-- begin --

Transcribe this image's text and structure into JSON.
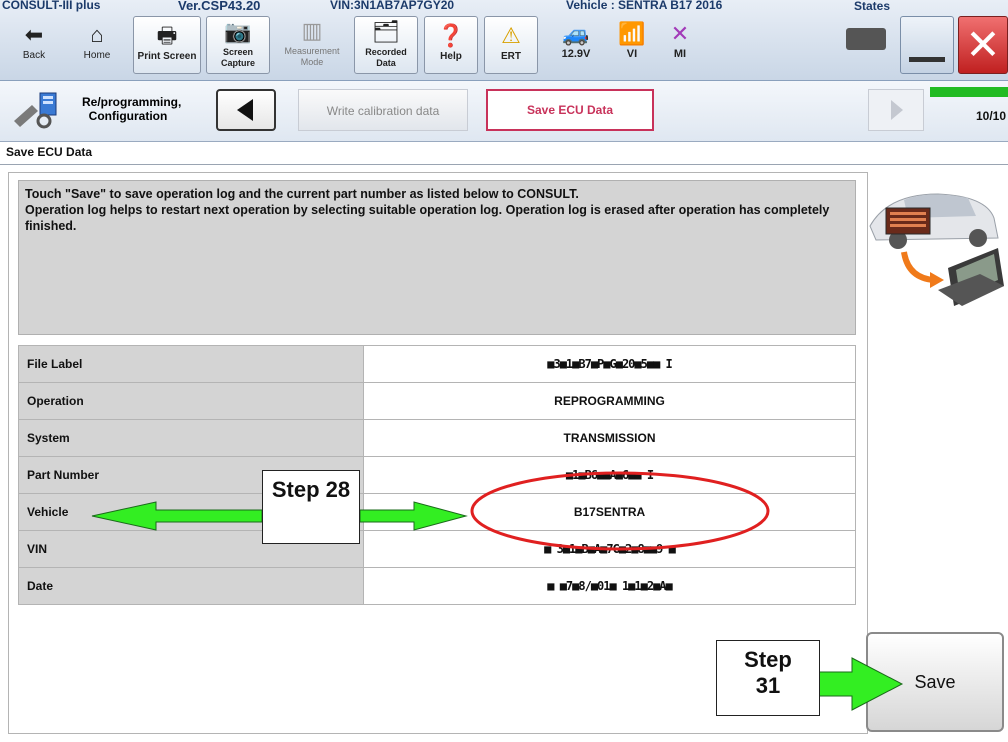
{
  "titlebar": {
    "left": "CONSULT-III plus",
    "version": "Ver.CSP43.20",
    "middle": "VIN:3N1AB7AP7GY20",
    "vehicle": "Vehicle : SENTRA B17 2016",
    "country": "States"
  },
  "toolbar": {
    "back": "Back",
    "home": "Home",
    "print_screen": "Print Screen",
    "screen_capture": "Screen Capture",
    "measurement_mode": "Measurement Mode",
    "recorded_data": "Recorded Data",
    "help": "Help",
    "ert": "ERT",
    "battery": "12.9V",
    "vi": "VI",
    "mi": "MI"
  },
  "breadcrumb": {
    "step1": "Re/programming, Configuration",
    "step2": "Write calibration data",
    "step3": "Save ECU Data",
    "progress": "10/10",
    "progress_fraction": 1.0
  },
  "page": {
    "title": "Save ECU Data",
    "message_line1": "Touch \"Save\" to save operation log and the current part number as listed below to CONSULT.",
    "message_line2": "Operation log helps to restart next operation by selecting suitable operation log. Operation log is erased after operation has completely finished."
  },
  "table": {
    "rows": [
      {
        "label": "File Label",
        "value": "■3■1■B7■P■G■20■5■■ I"
      },
      {
        "label": "Operation",
        "value": "REPROGRAMMING"
      },
      {
        "label": "System",
        "value": "TRANSMISSION"
      },
      {
        "label": "Part Number",
        "value": "■1■B6■■A■6■■ I"
      },
      {
        "label": "Vehicle",
        "value": "B17SENTRA"
      },
      {
        "label": "VIN",
        "value": "■ 3■1■B■A■7G■2■8■■9 ■"
      },
      {
        "label": "Date",
        "value": "■ ■7■8/■01■ 1■1■2■A■"
      }
    ]
  },
  "actions": {
    "save": "Save"
  },
  "annotations": {
    "step28": "Step 28",
    "step31": "Step 31"
  },
  "colors": {
    "arrow_green": "#33ee22",
    "ellipse_red": "#e02020",
    "active_crumb_border": "#c8325a",
    "progress_green": "#22bb22"
  }
}
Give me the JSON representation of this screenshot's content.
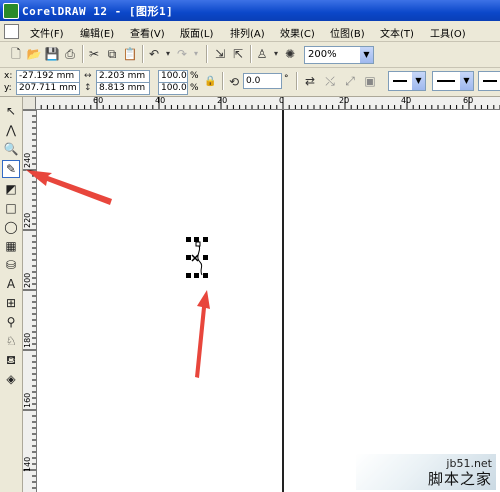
{
  "window": {
    "title": "CorelDRAW 12 - [图形1]"
  },
  "menu": {
    "items": [
      "文件(F)",
      "编辑(E)",
      "查看(V)",
      "版面(L)",
      "排列(A)",
      "效果(C)",
      "位图(B)",
      "文本(T)",
      "工具(O)"
    ]
  },
  "toolbar": {
    "zoom_value": "200%"
  },
  "propertybar": {
    "x_label": "x:",
    "y_label": "y:",
    "x_value": "-27.192 mm",
    "y_value": "207.711 mm",
    "width_value": "2.203 mm",
    "height_value": "8.813 mm",
    "scale_x": "100.0",
    "scale_y": "100.0",
    "percent": "%",
    "rotation": "0.0",
    "degree": "°"
  },
  "ruler_top": {
    "labels": [
      "60",
      "40",
      "20",
      "0",
      "20",
      "40",
      "60"
    ]
  },
  "ruler_left": {
    "labels": [
      "240",
      "220",
      "200",
      "180",
      "160",
      "140"
    ]
  },
  "watermark": {
    "site": "jb51.net",
    "brand": "脚本之家"
  },
  "colors": {
    "titlebar": "#0b47c9",
    "chrome": "#ece9d8",
    "arrow": "#e8463c"
  }
}
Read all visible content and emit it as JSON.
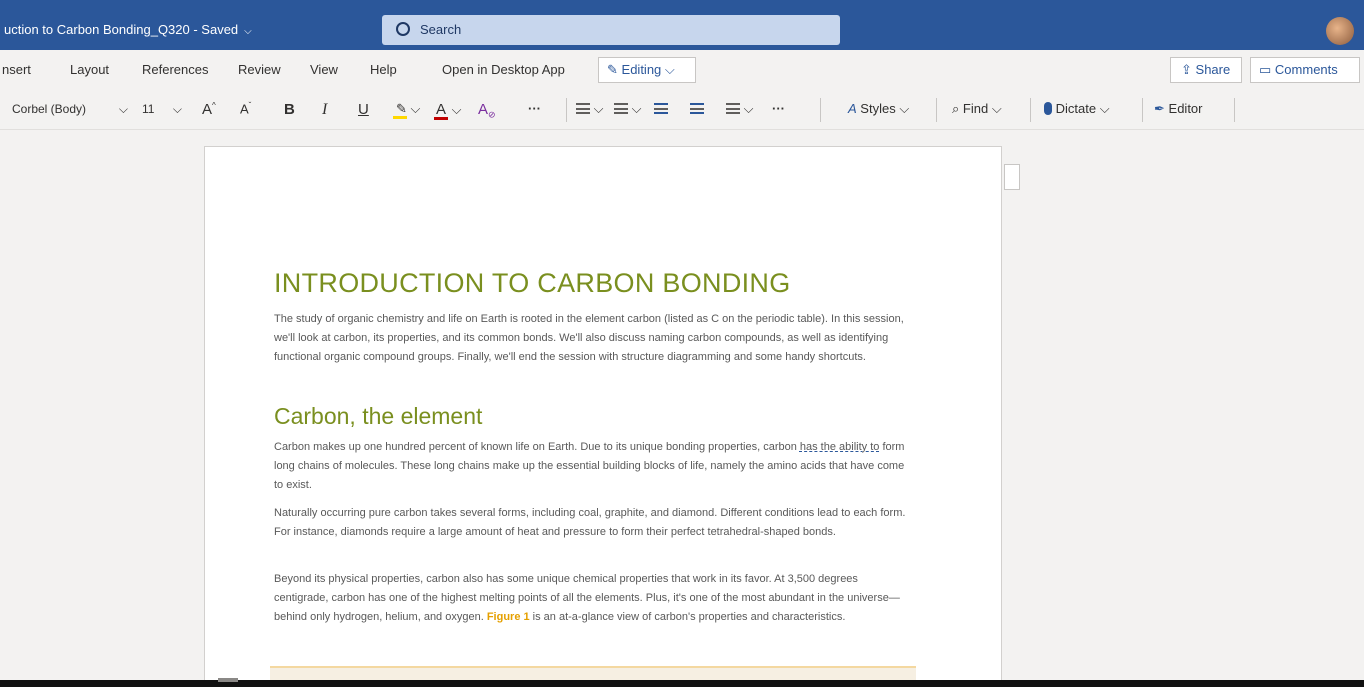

-- end --

> **WHAT IS NEEDED**: Wherever the word "content" occurs in a line of the listing, copy that line.

> **ANSWER TO THIS TASK**:
Give me the JSON representation of this screenshot's content.
Read all visible content and emit it as JSON.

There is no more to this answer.